#### [Exercise requirements]
Go through the listing beneath this task and return every line that carries the string "prize".

#### [Records]
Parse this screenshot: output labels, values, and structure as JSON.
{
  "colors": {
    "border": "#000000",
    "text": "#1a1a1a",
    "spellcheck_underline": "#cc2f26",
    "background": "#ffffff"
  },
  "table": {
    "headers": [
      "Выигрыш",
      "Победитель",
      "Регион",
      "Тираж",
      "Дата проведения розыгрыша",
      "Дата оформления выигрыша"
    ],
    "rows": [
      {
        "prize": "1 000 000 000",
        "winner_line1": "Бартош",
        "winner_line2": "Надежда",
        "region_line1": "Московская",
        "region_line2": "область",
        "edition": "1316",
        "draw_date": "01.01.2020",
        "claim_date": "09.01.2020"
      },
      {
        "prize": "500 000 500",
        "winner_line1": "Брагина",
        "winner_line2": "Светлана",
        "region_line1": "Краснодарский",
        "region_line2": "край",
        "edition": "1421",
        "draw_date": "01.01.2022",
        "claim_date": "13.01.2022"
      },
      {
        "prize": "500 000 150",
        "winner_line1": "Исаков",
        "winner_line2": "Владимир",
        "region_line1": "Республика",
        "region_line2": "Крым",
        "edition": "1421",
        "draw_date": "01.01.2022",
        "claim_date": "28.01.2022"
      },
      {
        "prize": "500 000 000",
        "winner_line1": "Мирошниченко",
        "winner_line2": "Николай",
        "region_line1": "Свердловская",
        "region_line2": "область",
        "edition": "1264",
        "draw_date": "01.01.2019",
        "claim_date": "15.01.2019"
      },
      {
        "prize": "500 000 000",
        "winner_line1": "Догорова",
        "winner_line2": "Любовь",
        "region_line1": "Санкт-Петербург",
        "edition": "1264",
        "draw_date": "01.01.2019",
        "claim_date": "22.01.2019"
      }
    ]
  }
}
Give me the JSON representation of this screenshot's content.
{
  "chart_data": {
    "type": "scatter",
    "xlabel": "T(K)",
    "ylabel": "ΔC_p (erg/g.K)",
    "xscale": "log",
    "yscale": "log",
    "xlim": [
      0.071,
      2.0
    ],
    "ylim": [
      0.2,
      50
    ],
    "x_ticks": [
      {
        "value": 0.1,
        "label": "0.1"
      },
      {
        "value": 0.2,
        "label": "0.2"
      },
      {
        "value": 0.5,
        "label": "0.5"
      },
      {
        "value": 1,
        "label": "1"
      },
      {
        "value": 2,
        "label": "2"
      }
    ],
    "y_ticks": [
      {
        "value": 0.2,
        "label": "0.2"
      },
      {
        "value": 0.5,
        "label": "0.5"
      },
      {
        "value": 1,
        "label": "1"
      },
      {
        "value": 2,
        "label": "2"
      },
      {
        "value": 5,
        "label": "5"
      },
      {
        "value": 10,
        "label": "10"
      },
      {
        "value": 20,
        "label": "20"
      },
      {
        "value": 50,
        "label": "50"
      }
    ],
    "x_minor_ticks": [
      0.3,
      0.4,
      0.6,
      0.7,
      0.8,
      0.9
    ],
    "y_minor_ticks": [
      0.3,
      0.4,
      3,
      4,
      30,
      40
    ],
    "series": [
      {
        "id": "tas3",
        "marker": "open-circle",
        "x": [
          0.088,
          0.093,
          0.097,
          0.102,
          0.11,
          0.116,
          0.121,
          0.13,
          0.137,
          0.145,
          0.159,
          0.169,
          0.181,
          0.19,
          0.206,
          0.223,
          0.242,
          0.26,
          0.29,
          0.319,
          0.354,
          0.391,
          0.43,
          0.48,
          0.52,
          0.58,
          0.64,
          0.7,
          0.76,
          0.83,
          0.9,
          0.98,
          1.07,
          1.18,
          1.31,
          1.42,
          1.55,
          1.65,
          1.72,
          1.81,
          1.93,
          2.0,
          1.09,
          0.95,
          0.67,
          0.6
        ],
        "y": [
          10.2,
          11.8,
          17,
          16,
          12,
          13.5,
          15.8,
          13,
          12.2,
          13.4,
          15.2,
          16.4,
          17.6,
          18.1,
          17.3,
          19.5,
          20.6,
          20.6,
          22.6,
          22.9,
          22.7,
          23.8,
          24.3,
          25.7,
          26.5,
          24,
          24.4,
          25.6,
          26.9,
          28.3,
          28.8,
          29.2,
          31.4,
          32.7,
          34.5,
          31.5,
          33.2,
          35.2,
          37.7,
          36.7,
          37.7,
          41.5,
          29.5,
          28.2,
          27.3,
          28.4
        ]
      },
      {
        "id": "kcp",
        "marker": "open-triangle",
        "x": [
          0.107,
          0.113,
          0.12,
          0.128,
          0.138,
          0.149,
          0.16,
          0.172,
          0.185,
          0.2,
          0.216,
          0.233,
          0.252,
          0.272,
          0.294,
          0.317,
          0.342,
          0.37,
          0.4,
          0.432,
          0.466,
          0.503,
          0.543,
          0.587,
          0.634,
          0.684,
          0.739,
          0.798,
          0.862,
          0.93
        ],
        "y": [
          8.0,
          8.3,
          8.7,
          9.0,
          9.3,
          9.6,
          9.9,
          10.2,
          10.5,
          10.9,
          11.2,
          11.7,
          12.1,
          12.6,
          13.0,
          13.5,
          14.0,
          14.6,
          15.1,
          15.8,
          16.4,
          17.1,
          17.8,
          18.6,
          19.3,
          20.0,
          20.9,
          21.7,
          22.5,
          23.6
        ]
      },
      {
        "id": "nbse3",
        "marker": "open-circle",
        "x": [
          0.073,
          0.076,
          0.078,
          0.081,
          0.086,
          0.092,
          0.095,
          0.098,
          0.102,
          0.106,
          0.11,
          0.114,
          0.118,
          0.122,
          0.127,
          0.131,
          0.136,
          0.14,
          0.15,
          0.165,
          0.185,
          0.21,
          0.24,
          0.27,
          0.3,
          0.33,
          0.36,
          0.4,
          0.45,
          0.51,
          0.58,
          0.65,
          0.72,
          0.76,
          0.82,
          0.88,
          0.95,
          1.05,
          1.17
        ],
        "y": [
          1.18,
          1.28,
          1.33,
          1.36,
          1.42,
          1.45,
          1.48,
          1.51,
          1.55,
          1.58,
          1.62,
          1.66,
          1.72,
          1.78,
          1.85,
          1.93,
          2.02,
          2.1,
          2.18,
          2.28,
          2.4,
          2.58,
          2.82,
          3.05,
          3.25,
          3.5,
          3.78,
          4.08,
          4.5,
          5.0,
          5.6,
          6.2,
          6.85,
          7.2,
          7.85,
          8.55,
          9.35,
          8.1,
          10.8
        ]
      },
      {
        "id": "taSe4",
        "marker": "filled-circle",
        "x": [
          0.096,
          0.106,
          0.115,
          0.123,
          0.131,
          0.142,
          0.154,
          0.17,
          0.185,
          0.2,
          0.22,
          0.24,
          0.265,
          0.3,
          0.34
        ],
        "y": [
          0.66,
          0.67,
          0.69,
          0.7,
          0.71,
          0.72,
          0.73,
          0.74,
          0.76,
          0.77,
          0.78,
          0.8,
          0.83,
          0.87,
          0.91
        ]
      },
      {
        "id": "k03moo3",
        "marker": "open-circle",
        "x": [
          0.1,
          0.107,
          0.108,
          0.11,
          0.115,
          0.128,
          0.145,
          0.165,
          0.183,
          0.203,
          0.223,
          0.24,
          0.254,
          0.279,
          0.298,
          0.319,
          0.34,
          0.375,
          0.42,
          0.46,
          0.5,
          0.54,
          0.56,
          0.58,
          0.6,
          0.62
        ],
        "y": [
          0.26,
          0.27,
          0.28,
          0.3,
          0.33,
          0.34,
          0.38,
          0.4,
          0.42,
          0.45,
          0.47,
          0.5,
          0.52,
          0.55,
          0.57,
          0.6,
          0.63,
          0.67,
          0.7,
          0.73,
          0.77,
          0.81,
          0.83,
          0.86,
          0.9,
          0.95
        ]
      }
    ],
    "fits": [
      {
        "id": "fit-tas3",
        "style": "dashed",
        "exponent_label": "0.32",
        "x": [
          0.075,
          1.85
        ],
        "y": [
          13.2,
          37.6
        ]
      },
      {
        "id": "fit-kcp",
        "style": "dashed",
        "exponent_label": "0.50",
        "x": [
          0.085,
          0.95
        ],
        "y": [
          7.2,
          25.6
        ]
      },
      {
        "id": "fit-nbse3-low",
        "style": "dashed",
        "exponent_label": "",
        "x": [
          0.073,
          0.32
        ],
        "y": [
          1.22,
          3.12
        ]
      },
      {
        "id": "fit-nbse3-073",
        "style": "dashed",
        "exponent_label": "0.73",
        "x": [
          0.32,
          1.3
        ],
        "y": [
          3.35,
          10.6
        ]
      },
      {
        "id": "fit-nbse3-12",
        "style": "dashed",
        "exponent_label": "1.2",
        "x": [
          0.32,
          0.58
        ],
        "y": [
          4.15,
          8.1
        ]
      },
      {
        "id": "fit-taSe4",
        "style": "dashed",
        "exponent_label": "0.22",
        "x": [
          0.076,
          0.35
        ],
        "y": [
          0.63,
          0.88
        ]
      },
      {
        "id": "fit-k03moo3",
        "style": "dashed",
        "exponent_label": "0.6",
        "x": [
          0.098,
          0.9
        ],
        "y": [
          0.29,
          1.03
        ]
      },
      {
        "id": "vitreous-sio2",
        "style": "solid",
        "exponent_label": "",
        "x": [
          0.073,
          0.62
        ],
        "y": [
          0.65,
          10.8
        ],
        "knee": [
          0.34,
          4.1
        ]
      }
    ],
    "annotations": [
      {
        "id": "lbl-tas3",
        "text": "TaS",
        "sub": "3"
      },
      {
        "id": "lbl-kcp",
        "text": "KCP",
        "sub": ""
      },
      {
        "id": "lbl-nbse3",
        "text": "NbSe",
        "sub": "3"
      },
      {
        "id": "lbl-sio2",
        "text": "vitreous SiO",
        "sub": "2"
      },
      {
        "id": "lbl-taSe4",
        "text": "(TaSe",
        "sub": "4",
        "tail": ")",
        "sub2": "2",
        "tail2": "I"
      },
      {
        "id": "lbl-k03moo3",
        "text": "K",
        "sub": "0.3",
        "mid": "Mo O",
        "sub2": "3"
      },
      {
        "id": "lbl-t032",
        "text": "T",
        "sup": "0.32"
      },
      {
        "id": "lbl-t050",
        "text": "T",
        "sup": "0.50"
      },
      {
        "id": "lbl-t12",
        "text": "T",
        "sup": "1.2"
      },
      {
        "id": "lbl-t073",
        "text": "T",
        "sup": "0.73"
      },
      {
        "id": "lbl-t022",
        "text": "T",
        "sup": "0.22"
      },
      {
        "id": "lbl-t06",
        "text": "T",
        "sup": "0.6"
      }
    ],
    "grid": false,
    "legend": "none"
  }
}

#### [Reply to the exercise]
        "prize": "1 000 000 000",
        "prize": "500 000 500",
        "prize": "500 000 150",
        "prize": "500 000 000",
        "prize": "500 000 000",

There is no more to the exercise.